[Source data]
[start]

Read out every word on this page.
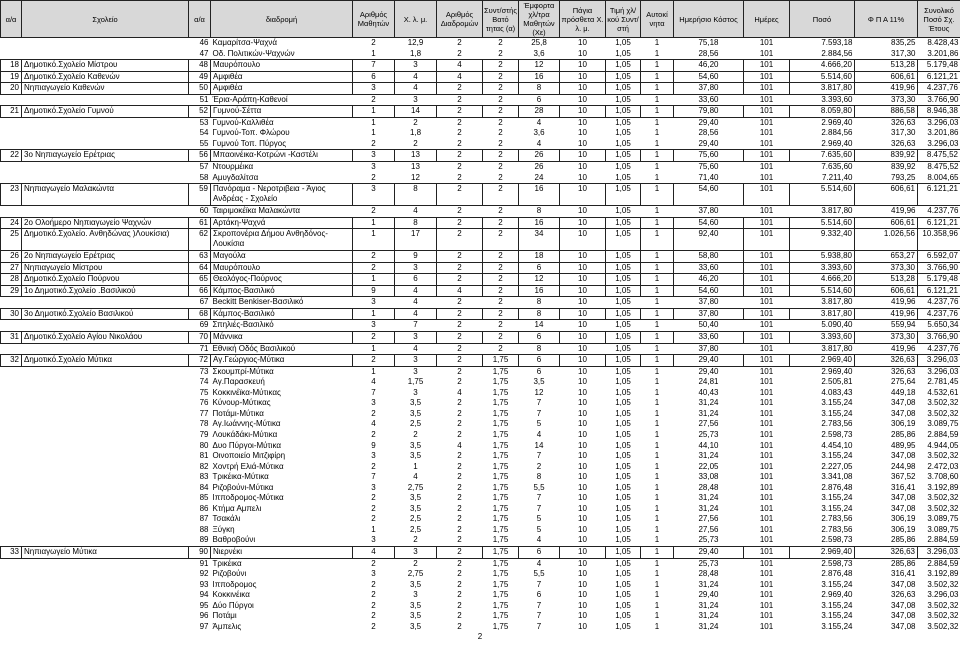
α/α	Σχολείο	α/α	διαδρομή	Αριθμός Μαθητών	Χ. λ. μ.	Αριθμός Διαδρομών	Συντ/στής Βατό τητας (α)	Έμφορτα χλ/τρα Μαθητών (Χε)	Πάγια πρόσθετα Χ. λ. μ.	Τιμή χλ/κού Συντ/στή	Αυτοκί νητα	Ημερήσιο Κόστος	Ημέρες	Ποσό	Φ Π Α 11%	Συνολικό Ποσό Σχ. Έτους
		46	Καμαρίτσα-Ψαχνά	2	12,9	2	2	25,8	10	1,05	1	75,18	101	7.593,18	835,25	8.428,43
		47	Οδ. Πολιτικών-Ψαχνών	1	1,8	2	2	3,6	10	1,05	1	28,56	101	2.884,56	317,30	3.201,86
18	Δημοτικό.Σχολείο Μίστρου	48	Μαυρόπουλο	7	3	4	2	12	10	1,05	1	46,20	101	4.666,20	513,28	5.179,48
19	Δημοτικό.Σχολείο Καθενών	49	Αμφιθέα	6	4	4	2	16	10	1,05	1	54,60	101	5.514,60	606,61	6.121,21
20	Νηπιαγωγείο Καθενών	50	Αμφιθέα	3	4	2	2	8	10	1,05	1	37,80	101	3.817,80	419,96	4.237,76
		51	Έρια-Αράπη-Καθενοί	2	3	2	2	6	10	1,05	1	33,60	101	3.393,60	373,30	3.766,90
21	Δημοτικό.Σχολείο Γυμνού	52	Γυμνού-Σέττα	1	14	2	2	28	10	1,05	1	79,80	101	8.059,80	886,58	8.946,38
		53	Γυμνού-Καλλιθέα	1	2	2	2	4	10	1,05	1	29,40	101	2.969,40	326,63	3.296,03
		54	Γυμνού-Τοπ. Φλώρου	1	1,8	2	2	3,6	10	1,05	1	28,56	101	2.884,56	317,30	3.201,86
		55	Γυμνού Τοπ. Πύργος	2	2	2	2	4	10	1,05	1	29,40	101	2.969,40	326,63	3.296,03
22	3ο Νηπιαγωγείο Ερέτριας	56	Μπαοινέικα-Κοτρώνι -Καστέλι	3	13	2	2	26	10	1,05	1	75,60	101	7.635,60	839,92	8.475,52
		57	Ντουρμέικα	3	13	2	2	26	10	1,05	1	75,60	101	7.635,60	839,92	8.475,52
		58	Αμυγδαλίτσα	2	12	2	2	24	10	1,05	1	71,40	101	7.211,40	793,25	8.004,65
23	Νηπιαγωγείο Μαλακώντα	59	Πανόραμα - Νεροτριβεια - Άγιος Ανδρέας - Σχολείο	3	8	2	2	16	10	1,05	1	54,60	101	5.514,60	606,61	6.121,21
		60	Ταιριμοκέϊκα Μαλακώντα	2	4	2	2	8	10	1,05	1	37,80	101	3.817,80	419,96	4.237,76
24	2ο Ολοήμερο Νηπιαγωγείο Ψαχνών	61	Αρτάκη-Ψαχνά	1	8	2	2	16	10	1,05	1	54,60	101	5.514,60	606,61	6.121,21
25	Δημοτικό.Σχολείο. Ανθηδώνας )Λουκίσια)	62	Σκροπονέρια Δήμου Ανθηδόνος-Λουκίσια	1	17	2	2	34	10	1,05	1	92,40	101	9.332,40	1.026,56	10.358,96
26	2ο Νηπιαγωγείο Ερέτριας	63	Μαγούλα	2	9	2	2	18	10	1,05	1	58,80	101	5.938,80	653,27	6.592,07
27	Νηπιαγωγείο Μίστρου	64	Μαυρόπουλο	2	3	2	2	6	10	1,05	1	33,60	101	3.393,60	373,30	3.766,90
28	Δημοτικό.Σχολείο Πούρνου	65	Θεολόγος-Πούρνος	1	6	2	2	12	10	1,05	1	46,20	101	4.666,20	513,28	5.179,48
29	1ο Δημοτικό.Σχολείο .Βασιλικού	66	Κάμπος-Βασιλικό	9	4	4	2	16	10	1,05	1	54,60	101	5.514,60	606,61	6.121,21
		67	Beckitt Benkiser-Βασιλικό	3	4	2	2	8	10	1,05	1	37,80	101	3.817,80	419,96	4.237,76
30	3ο Δημοτικό.Σχολείο Βασιλικού	68	Κάμπος-Βασιλικό	1	4	2	2	8	10	1,05	1	37,80	101	3.817,80	419,96	4.237,76
		69	Σπηλιές-Βασιλικό	3	7	2	2	14	10	1,05	1	50,40	101	5.090,40	559,94	5.650,34
31	Δημοτικό.Σχολείο Αγίου Νικολάου	70	Μάννικα	2	3	2	2	6	10	1,05	1	33,60	101	3.393,60	373,30	3.766,90
		71	Εθνική Οδός Βασιλικού	1	4	2	2	8	10	1,05	1	37,80	101	3.817,80	419,96	4.237,76
32	Δημοτικό.Σχολείο Μύτικα	72	Αγ.Γεώργιος-Μύτικα	2	3	2	1,75	6	10	1,05	1	29,40	101	2.969,40	326,63	3.296,03
		73	Σκουμπρί-Μύτικα	1	3	2	1,75	6	10	1,05	1	29,40	101	2.969,40	326,63	3.296,03
		74	Αγ.Παρασκευή	4	1,75	2	1,75	3,5	10	1,05	1	24,81	101	2.505,81	275,64	2.781,45
		75	Κοκκινέϊκα-Μύτικας	7	3	4	1,75	12	10	1,05	1	40,43	101	4.083,43	449,18	4.532,61
		76	Κύνουρ-Μύτικας	3	3,5	2	1,75	7	10	1,05	1	31,24	101	3.155,24	347,08	3.502,32
		77	Ποτάμι-Μύτικα	2	3,5	2	1,75	7	10	1,05	1	31,24	101	3.155,24	347,08	3.502,32
		78	Αγ.Ιωάννης-Μύτικα	4	2,5	2	1,75	5	10	1,05	1	27,56	101	2.783,56	306,19	3.089,75
		79	Λουκάδάκι-Μύτικα	2	2	2	1,75	4	10	1,05	1	25,73	101	2.598,73	285,86	2.884,59
		80	Δυο Πύργοι-Μύτικα	9	3,5	4	1,75	14	10	1,05	1	44,10	101	4.454,10	489,95	4.944,05
		81	Οινοποιείο Μιτζιφίρη	3	3,5	2	1,75	7	10	1,05	1	31,24	101	3.155,24	347,08	3.502,32
		82	Χοντρή Ελιά-Μύτικα	2	1	2	1,75	2	10	1,05	1	22,05	101	2.227,05	244,98	2.472,03
		83	Τρικέικα-Μύτικα	7	4	2	1,75	8	10	1,05	1	33,08	101	3.341,08	367,52	3.708,60
		84	Ριζοβούνι-Μύτικα	3	2,75	2	1,75	5,5	10	1,05	1	28,48	101	2.876,48	316,41	3.192,89
		85	Ιπποδρομος-Μύτικα	2	3,5	2	1,75	7	10	1,05	1	31,24	101	3.155,24	347,08	3.502,32
		86	Κτήμα Αμπελι	2	3,5	2	1,75	7	10	1,05	1	31,24	101	3.155,24	347,08	3.502,32
		87	Τσακάλι	2	2,5	2	1,75	5	10	1,05	1	27,56	101	2.783,56	306,19	3.089,75
		88	Ξύγκη	1	2,5	2	1,75	5	10	1,05	1	27,56	101	2.783,56	306,19	3.089,75
		89	Βαθροβούνι	3	2	2	1,75	4	10	1,05	1	25,73	101	2.598,73	285,86	2.884,59
33	Νηπιαγωγείο Μύτικα	90	Νιερνέκι	4	3	2	1,75	6	10	1,05	1	29,40	101	2.969,40	326,63	3.296,03
		91	Τρικέικα	2	2	2	1,75	4	10	1,05	1	25,73	101	2.598,73	285,86	2.884,59
		92	Ριζοβούνι	3	2,75	2	1,75	5,5	10	1,05	1	28,48	101	2.876,48	316,41	3.192,89
		93	Ιπποδρομος	2	3,5	2	1,75	7	10	1,05	1	31,24	101	3.155,24	347,08	3.502,32
		94	Κοκκινέικα	2	3	2	1,75	6	10	1,05	1	29,40	101	2.969,40	326,63	3.296,03
		95	Δύο Πύργοι	2	3,5	2	1,75	7	10	1,05	1	31,24	101	3.155,24	347,08	3.502,32
		96	Ποτάμι	2	3,5	2	1,75	7	10	1,05	1	31,24	101	3.155,24	347,08	3.502,32
		97	Άμπελις	2	3,5	2	1,75	7	10	1,05	1	31,24	101	3.155,24	347,08	3.502,32
2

[end]

*Task to complete*
Pull out each line of the entries that contains "Ψαχνών".

*Expected output*
		47	Οδ. Πολιτικών-Ψαχνών	1	1,8	2	2	3,6	10	1,05	1	28,56	101	2.884,56	317,30	3.201,86
24	2ο Ολοήμερο Νηπιαγωγείο Ψαχνών	61	Αρτάκη-Ψαχνά	1	8	2	2	16	10	1,05	1	54,60	101	5.514,60	606,61	6.121,21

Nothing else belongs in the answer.